(Dataset entries on figures)
/---
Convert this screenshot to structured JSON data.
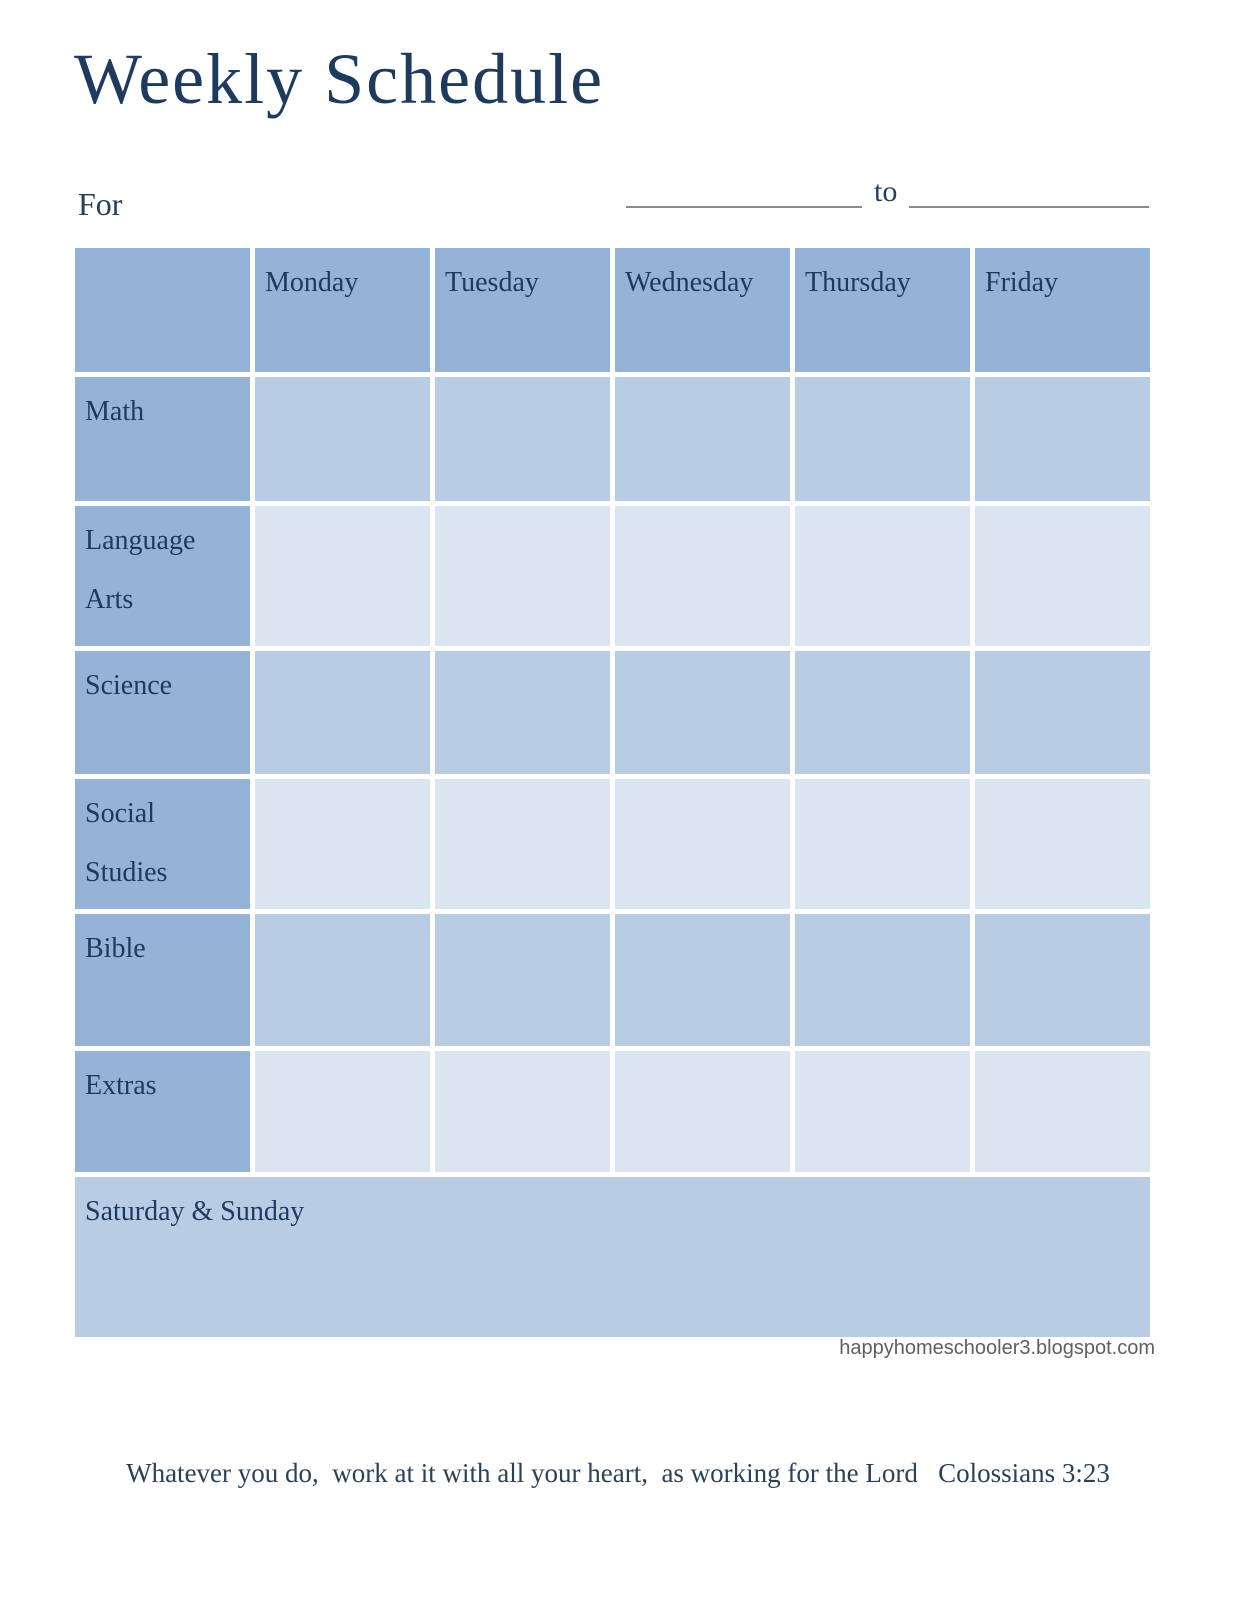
{
  "page": {
    "title": "Weekly Schedule"
  },
  "for_section": {
    "for_label": "For",
    "to_label": "to",
    "date_from_value": "",
    "date_to_value": ""
  },
  "table": {
    "corner_label": "",
    "day_headers": [
      "Monday",
      "Tuesday",
      "Wednesday",
      "Thursday",
      "Friday"
    ],
    "rows": [
      {
        "label": "Math"
      },
      {
        "label": "Language Arts"
      },
      {
        "label": "Science"
      },
      {
        "label": "Social Studies"
      },
      {
        "label": "Bible"
      },
      {
        "label": "Extras"
      }
    ],
    "weekend_row": {
      "label": "Saturday & Sunday"
    }
  },
  "footer": {
    "site_url": "happyhomeschooler3.blogspot.com"
  },
  "quote": {
    "line": "Whatever you do,  work at it with all your heart,  as working for the Lord   Colossians 3:23"
  },
  "colors": {
    "header_blue": "#95b3d7",
    "medium_row_blue": "#b8cce4",
    "light_row_blue": "#dbe5f1",
    "navy_text": "#1e3a5e",
    "underline_gray": "#8a8a8a",
    "url_gray": "#5f5f5f"
  }
}
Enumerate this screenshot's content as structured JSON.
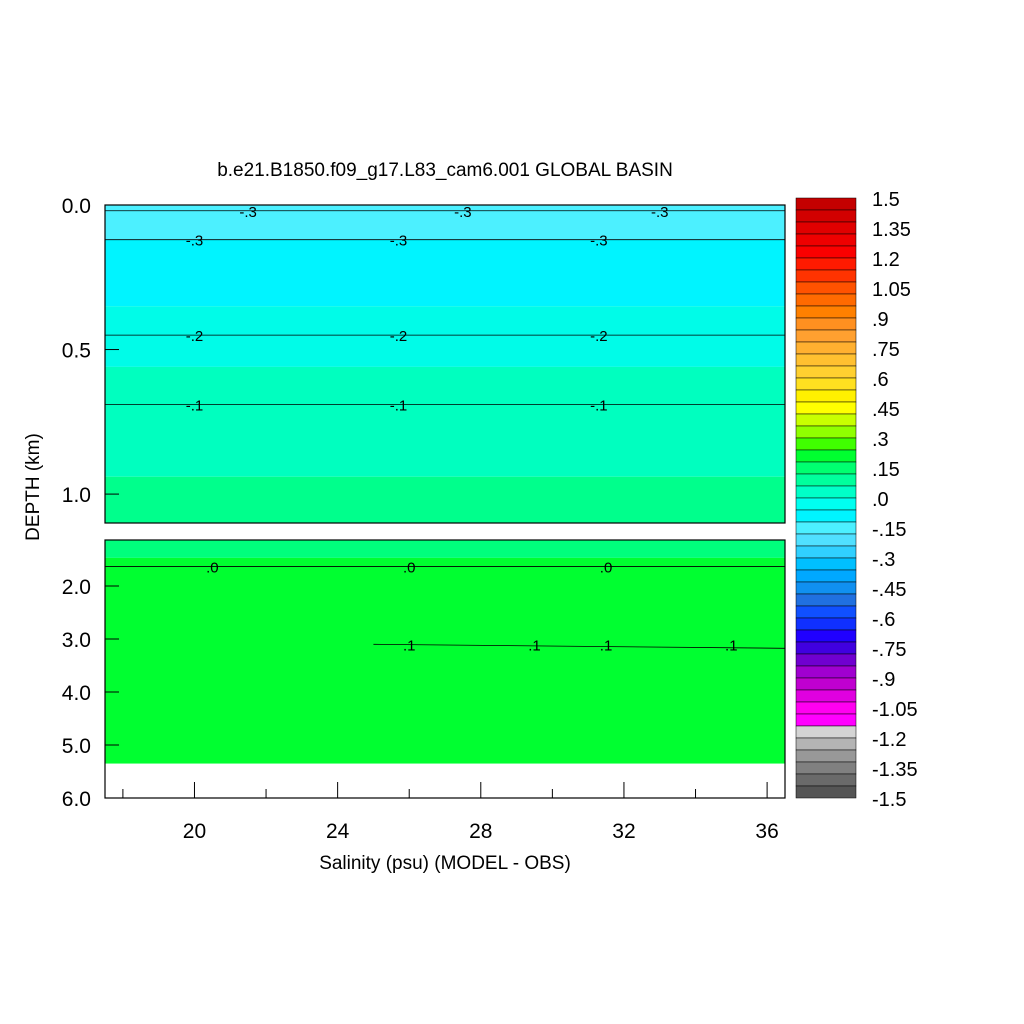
{
  "chart_data": {
    "type": "heatmap",
    "title": "b.e21.B1850.f09_g17.L83_cam6.001 GLOBAL BASIN",
    "xlabel": "Salinity (psu) (MODEL - OBS)",
    "ylabel": "DEPTH (km)",
    "xlim": [
      17.5,
      36.5
    ],
    "x_ticks": [
      20,
      24,
      28,
      32,
      36
    ],
    "x_tick_labels": [
      "20",
      "24",
      "28",
      "32",
      "36"
    ],
    "upper_panel": {
      "ylim": [
        0.0,
        1.1
      ],
      "y_ticks": [
        0.0,
        0.5,
        1.0
      ],
      "y_tick_labels": [
        "0.0",
        "0.5",
        "1.0"
      ]
    },
    "lower_panel": {
      "ylim": [
        1.1,
        6.0
      ],
      "y_ticks": [
        2.0,
        3.0,
        4.0,
        5.0,
        6.0
      ],
      "y_tick_labels": [
        "2.0",
        "3.0",
        "4.0",
        "5.0",
        "6.0"
      ],
      "no_data_below_depth": 5.35
    },
    "bands": [
      {
        "depth_from": 0.0,
        "depth_to": 0.12,
        "value": -0.33,
        "color": "#4cf0ff"
      },
      {
        "depth_from": 0.12,
        "depth_to": 0.35,
        "value": -0.27,
        "color": "#00f4ff"
      },
      {
        "depth_from": 0.35,
        "depth_to": 0.56,
        "value": -0.2,
        "color": "#00fce8"
      },
      {
        "depth_from": 0.56,
        "depth_to": 0.94,
        "value": -0.1,
        "color": "#00ffbf"
      },
      {
        "depth_from": 0.94,
        "depth_to": 1.1,
        "value": -0.03,
        "color": "#00ff8c"
      },
      {
        "depth_from": 1.1,
        "depth_to": 1.45,
        "value": -0.02,
        "color": "#00ff7c"
      },
      {
        "depth_from": 1.45,
        "depth_to": 5.35,
        "value": 0.02,
        "color": "#00ff30"
      }
    ],
    "contours": [
      {
        "label": "-.3",
        "depth": 0.02,
        "label_x": [
          21.5,
          27.5,
          33.0
        ]
      },
      {
        "label": "-.3",
        "depth": 0.12,
        "label_x": [
          20.0,
          25.7,
          31.3
        ]
      },
      {
        "label": "-.2",
        "depth": 0.45,
        "label_x": [
          20.0,
          25.7,
          31.3
        ]
      },
      {
        "label": "-.1",
        "depth": 0.69,
        "label_x": [
          20.0,
          25.7,
          31.3
        ]
      },
      {
        "label": ".0",
        "depth": 1.62,
        "label_x": [
          20.5,
          26.0,
          31.5
        ]
      },
      {
        "label": ".1",
        "depth": 3.1,
        "label_x": [
          26.0,
          29.5,
          31.5,
          35.0
        ]
      }
    ],
    "colorbar": {
      "labels": [
        "1.5",
        "1.35",
        "1.2",
        "1.05",
        ".9",
        ".75",
        ".6",
        ".45",
        ".3",
        ".15",
        ".0",
        "-.15",
        "-.3",
        "-.45",
        "-.6",
        "-.75",
        "-.9",
        "-1.05",
        "-1.2",
        "-1.35",
        "-1.5"
      ],
      "range": [
        -1.5,
        1.5
      ],
      "colors_top_to_bottom": [
        "#c40000",
        "#d20000",
        "#e00000",
        "#ee0000",
        "#fa0000",
        "#ff1a00",
        "#ff3300",
        "#ff5200",
        "#ff6a00",
        "#ff8000",
        "#ff9020",
        "#ffa030",
        "#ffb030",
        "#ffc030",
        "#ffd030",
        "#ffe020",
        "#fff000",
        "#ffff00",
        "#c8ff00",
        "#90ff00",
        "#40ff00",
        "#00ff30",
        "#00ff70",
        "#00ff9c",
        "#00ffc8",
        "#00fff0",
        "#00f4ff",
        "#4cf0ff",
        "#50e0ff",
        "#30d0ff",
        "#00c0ff",
        "#00a8ff",
        "#1090f0",
        "#2070e0",
        "#1050ff",
        "#1030ff",
        "#2000ff",
        "#4000e0",
        "#7000d0",
        "#a000d0",
        "#c000d0",
        "#e000e0",
        "#ff00f0",
        "#ff00ff",
        "#d4d4d4",
        "#b4b4b4",
        "#989898",
        "#808080",
        "#6a6a6a",
        "#555555"
      ]
    }
  }
}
\---
Copy every line in the listing above where the string "structured" turns up.

Convert this screenshot to structured JSON data.
Enumerate this screenshot's content as structured JSON.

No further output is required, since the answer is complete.